### What to do
Gather every line holding the string "this".

(Data entries)

** START **

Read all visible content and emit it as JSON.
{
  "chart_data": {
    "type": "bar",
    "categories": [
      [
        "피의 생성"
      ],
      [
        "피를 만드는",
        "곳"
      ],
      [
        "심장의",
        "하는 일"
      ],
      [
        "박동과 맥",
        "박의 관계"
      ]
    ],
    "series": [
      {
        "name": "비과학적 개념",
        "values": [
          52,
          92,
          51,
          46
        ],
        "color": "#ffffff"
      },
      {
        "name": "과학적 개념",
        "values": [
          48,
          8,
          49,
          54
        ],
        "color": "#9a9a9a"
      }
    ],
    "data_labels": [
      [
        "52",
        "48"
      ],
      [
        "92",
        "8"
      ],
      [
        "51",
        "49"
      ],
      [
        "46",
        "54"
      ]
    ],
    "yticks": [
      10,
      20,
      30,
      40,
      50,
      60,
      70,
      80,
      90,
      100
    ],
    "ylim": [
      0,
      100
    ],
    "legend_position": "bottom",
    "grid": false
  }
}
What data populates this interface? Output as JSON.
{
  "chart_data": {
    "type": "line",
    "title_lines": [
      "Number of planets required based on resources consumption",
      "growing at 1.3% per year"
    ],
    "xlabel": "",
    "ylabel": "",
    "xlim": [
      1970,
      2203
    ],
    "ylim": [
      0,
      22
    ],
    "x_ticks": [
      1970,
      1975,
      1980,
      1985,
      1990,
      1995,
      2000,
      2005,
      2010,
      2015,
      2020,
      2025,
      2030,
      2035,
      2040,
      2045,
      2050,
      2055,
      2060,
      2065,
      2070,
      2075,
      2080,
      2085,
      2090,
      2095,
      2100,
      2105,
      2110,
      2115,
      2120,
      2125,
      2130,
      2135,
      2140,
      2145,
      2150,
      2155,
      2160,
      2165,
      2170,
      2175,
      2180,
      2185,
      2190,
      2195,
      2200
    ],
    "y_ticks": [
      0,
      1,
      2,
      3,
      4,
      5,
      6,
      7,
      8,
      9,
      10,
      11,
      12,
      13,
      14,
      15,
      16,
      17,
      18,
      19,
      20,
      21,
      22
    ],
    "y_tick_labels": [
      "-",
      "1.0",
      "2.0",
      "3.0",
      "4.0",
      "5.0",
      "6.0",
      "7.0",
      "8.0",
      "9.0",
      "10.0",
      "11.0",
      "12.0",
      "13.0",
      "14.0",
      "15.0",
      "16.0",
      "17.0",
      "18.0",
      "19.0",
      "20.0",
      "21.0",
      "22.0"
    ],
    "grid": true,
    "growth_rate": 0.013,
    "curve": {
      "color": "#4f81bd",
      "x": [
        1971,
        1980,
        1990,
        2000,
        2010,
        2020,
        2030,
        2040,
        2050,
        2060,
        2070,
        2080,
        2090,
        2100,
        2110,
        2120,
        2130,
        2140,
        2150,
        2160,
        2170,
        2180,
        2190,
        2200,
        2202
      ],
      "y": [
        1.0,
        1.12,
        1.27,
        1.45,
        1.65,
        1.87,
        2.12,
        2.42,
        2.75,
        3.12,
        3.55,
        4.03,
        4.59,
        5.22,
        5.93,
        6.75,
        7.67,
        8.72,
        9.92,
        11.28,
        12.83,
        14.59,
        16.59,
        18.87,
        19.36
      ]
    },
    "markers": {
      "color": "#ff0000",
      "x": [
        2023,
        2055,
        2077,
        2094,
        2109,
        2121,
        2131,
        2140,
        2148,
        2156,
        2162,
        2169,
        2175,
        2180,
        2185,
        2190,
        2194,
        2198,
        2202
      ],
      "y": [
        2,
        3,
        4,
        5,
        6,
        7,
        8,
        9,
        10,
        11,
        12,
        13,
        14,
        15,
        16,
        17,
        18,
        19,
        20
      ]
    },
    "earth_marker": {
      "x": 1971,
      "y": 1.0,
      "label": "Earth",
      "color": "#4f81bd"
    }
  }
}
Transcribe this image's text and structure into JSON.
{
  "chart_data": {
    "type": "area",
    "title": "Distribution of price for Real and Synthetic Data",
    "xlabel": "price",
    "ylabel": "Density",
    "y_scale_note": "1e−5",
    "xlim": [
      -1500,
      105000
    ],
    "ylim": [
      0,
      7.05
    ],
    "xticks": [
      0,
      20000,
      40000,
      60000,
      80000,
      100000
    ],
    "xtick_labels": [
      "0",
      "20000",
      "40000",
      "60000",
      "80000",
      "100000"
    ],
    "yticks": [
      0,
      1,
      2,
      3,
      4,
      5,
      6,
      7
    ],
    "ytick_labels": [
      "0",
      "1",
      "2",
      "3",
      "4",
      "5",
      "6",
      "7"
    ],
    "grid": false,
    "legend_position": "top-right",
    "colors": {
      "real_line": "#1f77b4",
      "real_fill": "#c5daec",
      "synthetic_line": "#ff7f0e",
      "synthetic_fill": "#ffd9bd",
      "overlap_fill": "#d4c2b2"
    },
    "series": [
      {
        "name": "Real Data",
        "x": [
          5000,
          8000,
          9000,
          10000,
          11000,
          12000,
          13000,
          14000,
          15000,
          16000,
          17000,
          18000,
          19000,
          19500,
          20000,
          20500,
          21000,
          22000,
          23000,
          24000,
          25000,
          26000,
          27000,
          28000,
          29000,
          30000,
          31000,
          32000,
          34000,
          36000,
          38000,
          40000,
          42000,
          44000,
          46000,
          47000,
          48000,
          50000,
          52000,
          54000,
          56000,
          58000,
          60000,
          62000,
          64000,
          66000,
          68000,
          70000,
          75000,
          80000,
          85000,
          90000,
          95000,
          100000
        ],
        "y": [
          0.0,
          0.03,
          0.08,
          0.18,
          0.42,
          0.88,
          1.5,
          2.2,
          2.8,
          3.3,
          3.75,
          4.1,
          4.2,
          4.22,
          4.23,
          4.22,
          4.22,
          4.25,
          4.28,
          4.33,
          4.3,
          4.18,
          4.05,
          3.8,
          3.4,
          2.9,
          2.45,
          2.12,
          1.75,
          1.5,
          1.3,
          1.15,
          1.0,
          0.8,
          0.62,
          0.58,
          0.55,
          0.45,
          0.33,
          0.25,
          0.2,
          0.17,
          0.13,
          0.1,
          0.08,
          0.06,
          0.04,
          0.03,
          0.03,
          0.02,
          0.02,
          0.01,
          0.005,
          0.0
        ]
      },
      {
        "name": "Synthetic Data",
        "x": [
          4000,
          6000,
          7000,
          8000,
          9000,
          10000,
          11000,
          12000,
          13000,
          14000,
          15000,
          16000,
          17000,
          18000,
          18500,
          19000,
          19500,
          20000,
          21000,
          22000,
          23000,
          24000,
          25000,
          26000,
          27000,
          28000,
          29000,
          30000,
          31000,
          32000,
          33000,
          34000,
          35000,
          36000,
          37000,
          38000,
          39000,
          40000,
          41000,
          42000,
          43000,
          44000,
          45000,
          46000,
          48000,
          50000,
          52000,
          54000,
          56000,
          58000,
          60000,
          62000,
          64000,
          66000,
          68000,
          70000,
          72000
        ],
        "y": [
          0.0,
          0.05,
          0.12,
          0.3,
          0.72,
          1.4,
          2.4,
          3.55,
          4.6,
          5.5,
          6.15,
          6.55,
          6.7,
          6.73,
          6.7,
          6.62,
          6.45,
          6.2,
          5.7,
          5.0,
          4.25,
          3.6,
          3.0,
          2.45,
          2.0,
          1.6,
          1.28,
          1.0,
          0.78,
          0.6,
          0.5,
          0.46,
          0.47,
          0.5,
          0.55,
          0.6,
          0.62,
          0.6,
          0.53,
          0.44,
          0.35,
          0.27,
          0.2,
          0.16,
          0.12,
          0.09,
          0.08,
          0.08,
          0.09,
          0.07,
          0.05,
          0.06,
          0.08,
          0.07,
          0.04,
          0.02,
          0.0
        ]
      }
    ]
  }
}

** END **

### Exercise answer
What data populates this interface? Output as JSON.
Transcribe this image's text and structure into JSON.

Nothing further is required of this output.